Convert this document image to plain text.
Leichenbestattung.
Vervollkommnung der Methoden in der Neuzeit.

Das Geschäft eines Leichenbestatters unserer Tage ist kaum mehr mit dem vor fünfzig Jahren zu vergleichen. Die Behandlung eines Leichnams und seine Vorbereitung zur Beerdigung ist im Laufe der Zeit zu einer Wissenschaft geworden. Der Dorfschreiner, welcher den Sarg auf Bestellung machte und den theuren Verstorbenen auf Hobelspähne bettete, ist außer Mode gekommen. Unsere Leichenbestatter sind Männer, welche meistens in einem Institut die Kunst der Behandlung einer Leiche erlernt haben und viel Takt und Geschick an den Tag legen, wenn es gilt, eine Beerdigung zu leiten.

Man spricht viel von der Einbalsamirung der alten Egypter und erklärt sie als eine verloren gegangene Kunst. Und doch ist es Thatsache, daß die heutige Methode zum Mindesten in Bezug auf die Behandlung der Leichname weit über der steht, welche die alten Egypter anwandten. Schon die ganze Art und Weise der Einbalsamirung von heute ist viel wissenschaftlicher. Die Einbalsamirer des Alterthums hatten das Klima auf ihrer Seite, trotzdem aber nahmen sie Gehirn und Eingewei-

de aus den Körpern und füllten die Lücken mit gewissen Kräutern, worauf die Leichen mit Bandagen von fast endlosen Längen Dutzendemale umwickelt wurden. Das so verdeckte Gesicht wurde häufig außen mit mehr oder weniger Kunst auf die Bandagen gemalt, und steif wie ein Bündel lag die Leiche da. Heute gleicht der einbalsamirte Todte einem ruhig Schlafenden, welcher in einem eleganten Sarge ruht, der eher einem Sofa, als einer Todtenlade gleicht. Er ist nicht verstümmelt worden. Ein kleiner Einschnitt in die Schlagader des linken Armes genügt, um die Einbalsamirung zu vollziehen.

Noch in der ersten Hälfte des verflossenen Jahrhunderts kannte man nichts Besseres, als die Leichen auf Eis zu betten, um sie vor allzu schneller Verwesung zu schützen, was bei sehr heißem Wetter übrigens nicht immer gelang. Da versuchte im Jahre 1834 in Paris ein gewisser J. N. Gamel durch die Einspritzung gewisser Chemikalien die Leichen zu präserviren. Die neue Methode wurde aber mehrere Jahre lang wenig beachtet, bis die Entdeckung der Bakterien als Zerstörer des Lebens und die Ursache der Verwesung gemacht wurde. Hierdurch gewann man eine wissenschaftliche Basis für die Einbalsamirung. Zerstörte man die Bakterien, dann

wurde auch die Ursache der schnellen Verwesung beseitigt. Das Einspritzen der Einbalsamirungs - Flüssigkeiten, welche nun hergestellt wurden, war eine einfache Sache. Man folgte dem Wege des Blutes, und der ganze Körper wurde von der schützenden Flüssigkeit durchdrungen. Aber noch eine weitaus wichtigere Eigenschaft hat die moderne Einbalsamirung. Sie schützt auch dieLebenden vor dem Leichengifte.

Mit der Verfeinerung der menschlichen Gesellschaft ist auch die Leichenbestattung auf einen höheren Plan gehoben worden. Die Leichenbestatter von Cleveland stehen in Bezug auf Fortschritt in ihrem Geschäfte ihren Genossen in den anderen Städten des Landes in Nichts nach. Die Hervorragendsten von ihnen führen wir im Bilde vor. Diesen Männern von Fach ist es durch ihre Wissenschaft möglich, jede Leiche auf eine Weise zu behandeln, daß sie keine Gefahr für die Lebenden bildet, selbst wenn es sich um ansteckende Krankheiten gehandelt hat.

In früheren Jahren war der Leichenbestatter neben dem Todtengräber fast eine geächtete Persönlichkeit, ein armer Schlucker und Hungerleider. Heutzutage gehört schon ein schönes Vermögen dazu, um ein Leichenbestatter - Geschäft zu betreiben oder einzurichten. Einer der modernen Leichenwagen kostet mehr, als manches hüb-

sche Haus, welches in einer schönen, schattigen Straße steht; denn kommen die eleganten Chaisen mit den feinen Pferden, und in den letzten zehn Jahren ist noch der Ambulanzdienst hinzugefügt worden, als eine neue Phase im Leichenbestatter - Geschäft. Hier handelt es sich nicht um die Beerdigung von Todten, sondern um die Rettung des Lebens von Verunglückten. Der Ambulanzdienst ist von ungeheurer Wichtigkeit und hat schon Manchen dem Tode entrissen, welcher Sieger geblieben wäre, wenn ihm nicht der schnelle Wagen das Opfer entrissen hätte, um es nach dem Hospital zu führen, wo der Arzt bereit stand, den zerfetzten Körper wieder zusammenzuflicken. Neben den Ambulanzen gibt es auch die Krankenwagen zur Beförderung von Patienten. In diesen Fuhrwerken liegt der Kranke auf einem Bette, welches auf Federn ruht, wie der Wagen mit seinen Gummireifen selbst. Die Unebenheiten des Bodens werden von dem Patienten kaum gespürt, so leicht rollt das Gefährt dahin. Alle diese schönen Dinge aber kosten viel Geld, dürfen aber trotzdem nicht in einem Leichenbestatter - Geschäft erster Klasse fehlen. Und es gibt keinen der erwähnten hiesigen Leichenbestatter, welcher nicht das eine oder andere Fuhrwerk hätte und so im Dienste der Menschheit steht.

================

■ Requirements:
Extract all lines that hold the word "trotzdem".

■ Answer below:
Man spricht viel von der Einbalsamirung der alten Egypter und erklärt sie als eine verloren gegangene Kunst. Und doch ist es Thatsache, daß die heutige Methode zum Mindesten in Bezug auf die Behandlung der Leichname weit über der steht, welche die alten Egypter anwandten. Schon die ganze Art und Weise der Einbalsamirung von heute ist viel wissenschaftlicher. Die Einbalsamirer des Alterthums hatten das Klima auf ihrer Seite, trotzdem aber nahmen sie Gehirn und Eingewei-
sche Haus, welches in einer schönen, schattigen Straße steht; denn kommen die eleganten Chaisen mit den feinen Pferden, und in den letzten zehn Jahren ist noch der Ambulanzdienst hinzugefügt worden, als eine neue Phase im Leichenbestatter - Geschäft. Hier handelt es sich nicht um die Beerdigung von Todten, sondern um die Rettung des Lebens von Verunglückten. Der Ambulanzdienst ist von ungeheurer Wichtigkeit und hat schon Manchen dem Tode entrissen, welcher Sieger geblieben wäre, wenn ihm nicht der schnelle Wagen das Opfer entrissen hätte, um es nach dem Hospital zu führen, wo der Arzt bereit stand, den zerfetzten Körper wieder zusammenzuflicken. Neben den Ambulanzen gibt es auch die Krankenwagen zur Beförderung von Patienten. In diesen Fuhrwerken liegt der Kranke auf einem Bette, welches auf Federn ruht, wie der Wagen mit seinen Gummireifen selbst. Die Unebenheiten des Bodens werden von dem Patienten kaum gespürt, so leicht rollt das Gefährt dahin. Alle diese schönen Dinge aber kosten viel Geld, dürfen aber trotzdem nicht in einem Leichenbestatter - Geschäft erster Klasse fehlen. Und es gibt keinen der erwähnten hiesigen Leichenbestatter, welcher nicht das eine oder andere Fuhrwerk hätte und so im Dienste der Menschheit steht.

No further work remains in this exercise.